■ **Tasks to complete**
A. Answer these questions from the excerpt on ROC request scopes:
(i) In ROC, to how many resources will a space resolve a request?
(ii) What is the response scope given for the teacher's request "Charlie be quiet"?
(iii) What kind of endpoint causes the outer response to depend upon a scope?
B. Quote the excerpt on ROC request scopes from "Teacher request scope" to "of the system.".

If Charlie is not on the bus, how does the request “Charlie be quiet” resolve? On first analysis we could say that we pop scope to “middle of nowhere” and see if somebody outside the bus responds to the request. Of course shouting doesn’t travel that far - probably not out of the bus - so request scope is naturally limited in this example. This is an example of the scope sandboxing that we talked about earlier. If the teachers voice had unlimited range, the request might find a few Charlies in the neighbourhood of the bus. Maybe they would all respond? In ROC a space will only resolve a request to one resource - normally the first one defined.

Teacher request scope for “Charlie be quiet”:

Schoolbus(without Charlie) -> Middle of nowhere -> Planet earth

Response scope:

Schoolbus(without Charlie) -> Middle of nowhere

In these real world analogies, the scopes are rather artificial, in ROC the scopes are real spaces containing endpoints and their instantiated resources within the structure of the system.

In ROC we also have nested sub-requests. Sub-requests effect response scopes too. In the next section we’ll see how.

Response Scope for Requests With Nested Sub-Requests

We have simplified our discussion of scopes so far by only thinking about a single request in isolation. In reality the implementation of many endpoints cause sub-requests to be issued because they are designed by recursive decomposition. When a request is evaluated the fact that it’s implementation might involve sub-requests is irrelevant to the client - the endpoint embodies a resource, and how that resource is implemented is black box. However, when thinking about caching, what these sub-requests do is important because they can effect the response scope. Any endpoint which issues sub-requests which resolve by popping scope cause the outer response to depend upon that scope. This effect on response scope applies recursively to all ancestor requests within the sub-request tree.

■ **Data shown**
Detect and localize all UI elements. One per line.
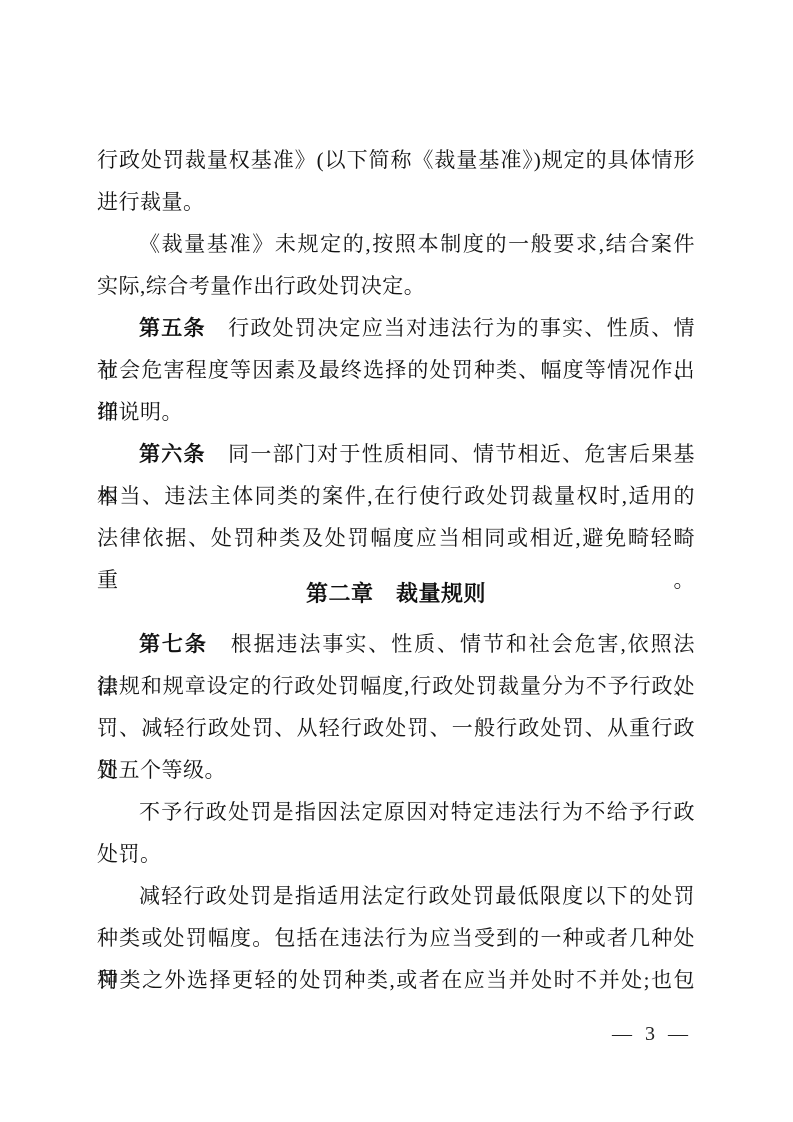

■ **Solved tasks**
A.
(i) One resource, normally the first one defined.
(ii) Schoolbus(without Charlie) -> Middle of nowhere
(iii) Any endpoint which issues sub-requests which resolve by popping scope.

B.
Teacher request scope for “Charlie be quiet”:

Schoolbus(without Charlie) -> Middle of nowhere -> Planet earth

Response scope:

Schoolbus(without Charlie) -> Middle of nowhere

In these real world analogies, the scopes are rather artificial, in ROC the scopes are real spaces containing endpoints and their instantiated resources within the structure of the system.